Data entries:
-- -- --

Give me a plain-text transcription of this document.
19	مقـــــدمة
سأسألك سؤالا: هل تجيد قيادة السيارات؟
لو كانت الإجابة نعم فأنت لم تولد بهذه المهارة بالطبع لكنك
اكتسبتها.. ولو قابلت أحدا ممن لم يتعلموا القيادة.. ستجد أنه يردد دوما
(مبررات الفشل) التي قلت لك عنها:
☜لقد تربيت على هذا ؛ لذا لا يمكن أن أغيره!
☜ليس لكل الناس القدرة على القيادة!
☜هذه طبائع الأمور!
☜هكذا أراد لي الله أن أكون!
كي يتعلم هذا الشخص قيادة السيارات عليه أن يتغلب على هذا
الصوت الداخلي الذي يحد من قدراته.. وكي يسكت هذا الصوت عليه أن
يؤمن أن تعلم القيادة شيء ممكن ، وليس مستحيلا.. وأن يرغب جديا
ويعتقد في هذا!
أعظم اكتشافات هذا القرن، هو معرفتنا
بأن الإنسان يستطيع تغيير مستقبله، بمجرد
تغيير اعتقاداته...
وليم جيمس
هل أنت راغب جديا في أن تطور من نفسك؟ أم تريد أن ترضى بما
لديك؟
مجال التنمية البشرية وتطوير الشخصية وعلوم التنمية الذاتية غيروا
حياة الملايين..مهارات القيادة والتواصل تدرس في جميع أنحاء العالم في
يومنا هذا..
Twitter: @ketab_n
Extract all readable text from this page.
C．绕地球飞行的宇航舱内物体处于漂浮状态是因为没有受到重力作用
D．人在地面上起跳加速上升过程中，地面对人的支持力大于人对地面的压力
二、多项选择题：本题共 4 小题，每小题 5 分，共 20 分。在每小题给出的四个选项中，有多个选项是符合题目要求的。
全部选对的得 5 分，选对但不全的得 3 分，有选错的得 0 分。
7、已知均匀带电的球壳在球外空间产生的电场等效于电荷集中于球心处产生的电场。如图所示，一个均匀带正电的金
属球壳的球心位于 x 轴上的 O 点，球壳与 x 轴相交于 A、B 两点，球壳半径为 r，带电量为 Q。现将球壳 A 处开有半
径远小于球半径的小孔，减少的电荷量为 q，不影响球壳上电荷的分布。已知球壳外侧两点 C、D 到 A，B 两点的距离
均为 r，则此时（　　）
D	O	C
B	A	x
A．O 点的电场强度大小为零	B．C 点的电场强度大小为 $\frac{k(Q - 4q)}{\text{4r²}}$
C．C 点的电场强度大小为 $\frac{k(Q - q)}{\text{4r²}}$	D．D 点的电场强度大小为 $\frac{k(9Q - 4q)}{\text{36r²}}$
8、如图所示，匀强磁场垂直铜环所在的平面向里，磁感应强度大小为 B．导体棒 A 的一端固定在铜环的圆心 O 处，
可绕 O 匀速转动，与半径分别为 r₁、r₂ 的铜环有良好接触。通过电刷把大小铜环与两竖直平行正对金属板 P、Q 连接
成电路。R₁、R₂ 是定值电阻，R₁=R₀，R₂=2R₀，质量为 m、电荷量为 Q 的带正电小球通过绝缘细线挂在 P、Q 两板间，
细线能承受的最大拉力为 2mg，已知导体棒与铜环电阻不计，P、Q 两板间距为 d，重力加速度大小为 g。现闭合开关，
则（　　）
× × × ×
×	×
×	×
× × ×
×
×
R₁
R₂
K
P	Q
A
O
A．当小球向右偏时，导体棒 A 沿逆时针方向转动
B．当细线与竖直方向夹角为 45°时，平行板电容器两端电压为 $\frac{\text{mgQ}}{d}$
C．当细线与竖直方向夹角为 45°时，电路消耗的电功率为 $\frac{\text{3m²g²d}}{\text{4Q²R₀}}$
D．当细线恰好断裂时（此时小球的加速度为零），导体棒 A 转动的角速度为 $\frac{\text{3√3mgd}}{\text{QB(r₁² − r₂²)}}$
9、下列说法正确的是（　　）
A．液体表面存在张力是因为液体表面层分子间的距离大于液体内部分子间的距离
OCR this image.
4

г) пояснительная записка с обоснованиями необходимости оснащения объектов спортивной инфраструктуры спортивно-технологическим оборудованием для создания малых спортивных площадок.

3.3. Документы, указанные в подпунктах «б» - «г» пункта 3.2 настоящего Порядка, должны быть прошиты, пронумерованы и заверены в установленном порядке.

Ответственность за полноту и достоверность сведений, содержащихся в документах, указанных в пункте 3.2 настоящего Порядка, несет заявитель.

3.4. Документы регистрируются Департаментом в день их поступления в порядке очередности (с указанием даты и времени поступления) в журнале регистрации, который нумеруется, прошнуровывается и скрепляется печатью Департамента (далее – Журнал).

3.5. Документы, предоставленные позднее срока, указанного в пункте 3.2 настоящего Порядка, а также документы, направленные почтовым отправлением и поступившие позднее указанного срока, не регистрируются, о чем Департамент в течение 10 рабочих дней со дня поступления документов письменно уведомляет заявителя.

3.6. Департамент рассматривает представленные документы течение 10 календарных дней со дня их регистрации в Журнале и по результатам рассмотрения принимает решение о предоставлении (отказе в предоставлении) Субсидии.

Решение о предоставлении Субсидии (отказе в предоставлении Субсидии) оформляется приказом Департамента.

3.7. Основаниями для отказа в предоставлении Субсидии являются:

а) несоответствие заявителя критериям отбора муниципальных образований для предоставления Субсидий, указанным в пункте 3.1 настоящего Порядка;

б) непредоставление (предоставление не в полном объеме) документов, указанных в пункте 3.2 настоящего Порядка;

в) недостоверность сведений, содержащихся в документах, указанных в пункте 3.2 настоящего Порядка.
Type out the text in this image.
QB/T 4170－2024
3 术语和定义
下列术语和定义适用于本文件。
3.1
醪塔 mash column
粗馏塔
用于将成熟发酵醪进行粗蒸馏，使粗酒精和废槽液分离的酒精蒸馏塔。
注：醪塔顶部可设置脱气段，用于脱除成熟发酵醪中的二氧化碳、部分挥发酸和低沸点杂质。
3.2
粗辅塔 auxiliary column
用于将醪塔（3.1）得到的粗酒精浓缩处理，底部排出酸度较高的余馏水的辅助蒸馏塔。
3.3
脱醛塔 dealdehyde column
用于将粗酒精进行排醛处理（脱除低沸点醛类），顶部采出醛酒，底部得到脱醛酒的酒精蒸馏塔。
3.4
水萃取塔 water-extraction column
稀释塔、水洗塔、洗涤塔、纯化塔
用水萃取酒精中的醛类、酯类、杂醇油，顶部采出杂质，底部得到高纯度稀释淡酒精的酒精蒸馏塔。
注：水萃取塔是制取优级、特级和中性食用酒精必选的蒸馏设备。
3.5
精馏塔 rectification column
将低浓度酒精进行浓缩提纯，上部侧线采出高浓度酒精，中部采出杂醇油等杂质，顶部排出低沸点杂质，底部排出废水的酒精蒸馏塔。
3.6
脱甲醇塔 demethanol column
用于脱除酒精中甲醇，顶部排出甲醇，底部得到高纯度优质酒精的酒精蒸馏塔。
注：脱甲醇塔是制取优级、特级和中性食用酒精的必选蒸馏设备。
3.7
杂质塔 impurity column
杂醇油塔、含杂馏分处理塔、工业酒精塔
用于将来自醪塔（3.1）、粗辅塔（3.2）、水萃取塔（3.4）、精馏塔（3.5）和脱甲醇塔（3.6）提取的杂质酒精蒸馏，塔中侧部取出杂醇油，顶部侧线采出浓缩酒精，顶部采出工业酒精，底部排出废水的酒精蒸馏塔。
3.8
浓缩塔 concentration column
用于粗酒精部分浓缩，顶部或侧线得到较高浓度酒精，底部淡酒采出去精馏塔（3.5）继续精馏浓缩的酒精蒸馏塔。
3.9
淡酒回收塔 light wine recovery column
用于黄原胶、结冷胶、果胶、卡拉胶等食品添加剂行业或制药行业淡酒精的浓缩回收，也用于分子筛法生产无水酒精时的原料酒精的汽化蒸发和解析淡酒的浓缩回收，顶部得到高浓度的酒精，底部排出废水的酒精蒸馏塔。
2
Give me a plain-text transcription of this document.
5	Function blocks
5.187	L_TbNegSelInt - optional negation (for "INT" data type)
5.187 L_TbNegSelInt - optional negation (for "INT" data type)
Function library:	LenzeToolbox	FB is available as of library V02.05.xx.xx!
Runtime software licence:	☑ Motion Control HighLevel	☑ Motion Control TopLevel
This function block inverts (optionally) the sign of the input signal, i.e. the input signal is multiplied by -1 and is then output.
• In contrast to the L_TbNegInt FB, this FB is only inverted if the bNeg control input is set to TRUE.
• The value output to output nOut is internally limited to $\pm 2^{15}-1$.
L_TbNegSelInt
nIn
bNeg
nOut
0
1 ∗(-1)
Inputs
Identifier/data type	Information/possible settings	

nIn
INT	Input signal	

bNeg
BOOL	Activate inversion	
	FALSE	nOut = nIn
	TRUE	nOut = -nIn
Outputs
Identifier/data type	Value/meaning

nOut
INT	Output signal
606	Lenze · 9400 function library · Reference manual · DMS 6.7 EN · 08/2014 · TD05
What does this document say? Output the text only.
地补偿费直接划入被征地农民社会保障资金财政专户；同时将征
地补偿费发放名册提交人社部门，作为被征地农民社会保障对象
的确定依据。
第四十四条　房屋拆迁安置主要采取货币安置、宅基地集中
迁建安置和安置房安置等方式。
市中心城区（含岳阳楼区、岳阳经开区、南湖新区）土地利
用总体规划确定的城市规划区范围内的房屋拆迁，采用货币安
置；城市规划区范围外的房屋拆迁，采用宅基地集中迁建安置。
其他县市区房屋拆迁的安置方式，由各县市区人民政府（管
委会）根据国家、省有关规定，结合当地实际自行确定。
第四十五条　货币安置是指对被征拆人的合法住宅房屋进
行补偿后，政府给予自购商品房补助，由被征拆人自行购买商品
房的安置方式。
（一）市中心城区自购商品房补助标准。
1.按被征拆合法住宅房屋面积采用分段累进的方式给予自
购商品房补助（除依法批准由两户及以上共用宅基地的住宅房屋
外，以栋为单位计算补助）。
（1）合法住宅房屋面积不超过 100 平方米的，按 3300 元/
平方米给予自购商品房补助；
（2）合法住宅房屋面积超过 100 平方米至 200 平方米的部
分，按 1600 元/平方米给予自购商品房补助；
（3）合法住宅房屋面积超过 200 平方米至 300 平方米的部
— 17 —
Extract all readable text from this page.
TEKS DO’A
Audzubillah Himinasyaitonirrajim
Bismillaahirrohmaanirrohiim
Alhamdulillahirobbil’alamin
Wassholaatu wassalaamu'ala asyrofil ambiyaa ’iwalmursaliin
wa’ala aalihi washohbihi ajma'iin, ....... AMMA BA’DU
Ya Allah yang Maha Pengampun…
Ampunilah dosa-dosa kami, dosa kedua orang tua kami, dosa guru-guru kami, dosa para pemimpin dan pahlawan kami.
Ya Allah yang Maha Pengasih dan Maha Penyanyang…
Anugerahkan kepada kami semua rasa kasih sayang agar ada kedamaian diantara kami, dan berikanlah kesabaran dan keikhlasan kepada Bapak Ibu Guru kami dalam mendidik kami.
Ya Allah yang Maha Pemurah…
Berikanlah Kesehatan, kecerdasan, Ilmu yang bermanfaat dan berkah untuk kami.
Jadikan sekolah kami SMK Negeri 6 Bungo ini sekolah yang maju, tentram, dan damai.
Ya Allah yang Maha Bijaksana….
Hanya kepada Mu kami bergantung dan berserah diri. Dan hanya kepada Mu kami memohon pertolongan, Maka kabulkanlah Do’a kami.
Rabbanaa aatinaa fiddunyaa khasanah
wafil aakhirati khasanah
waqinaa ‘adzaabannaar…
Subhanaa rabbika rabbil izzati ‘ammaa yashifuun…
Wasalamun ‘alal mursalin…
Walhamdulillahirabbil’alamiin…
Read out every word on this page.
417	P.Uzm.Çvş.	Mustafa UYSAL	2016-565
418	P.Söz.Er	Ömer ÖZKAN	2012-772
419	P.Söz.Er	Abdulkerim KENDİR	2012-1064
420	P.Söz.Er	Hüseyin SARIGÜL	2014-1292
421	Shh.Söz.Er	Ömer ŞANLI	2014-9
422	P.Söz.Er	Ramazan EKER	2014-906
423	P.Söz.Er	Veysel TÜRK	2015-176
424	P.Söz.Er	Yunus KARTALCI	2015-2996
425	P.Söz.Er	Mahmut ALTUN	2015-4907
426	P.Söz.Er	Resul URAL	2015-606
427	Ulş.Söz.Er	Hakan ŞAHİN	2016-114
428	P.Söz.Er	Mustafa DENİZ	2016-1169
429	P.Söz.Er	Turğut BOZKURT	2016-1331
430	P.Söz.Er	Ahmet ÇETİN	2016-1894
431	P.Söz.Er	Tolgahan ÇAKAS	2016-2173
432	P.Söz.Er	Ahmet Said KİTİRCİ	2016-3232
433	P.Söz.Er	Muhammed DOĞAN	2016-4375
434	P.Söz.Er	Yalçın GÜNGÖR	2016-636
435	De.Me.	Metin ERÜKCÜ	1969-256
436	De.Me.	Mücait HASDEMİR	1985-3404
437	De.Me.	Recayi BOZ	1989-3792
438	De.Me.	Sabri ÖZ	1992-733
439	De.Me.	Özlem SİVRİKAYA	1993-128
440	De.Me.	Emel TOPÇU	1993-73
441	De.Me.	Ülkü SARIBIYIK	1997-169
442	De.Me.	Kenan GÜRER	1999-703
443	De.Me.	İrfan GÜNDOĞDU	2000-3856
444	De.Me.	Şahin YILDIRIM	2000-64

-- -- --

• TASK OBJECTIVE:
State only how many lines in the material include "khasanah".

• EXERCISE SOLUTION:
2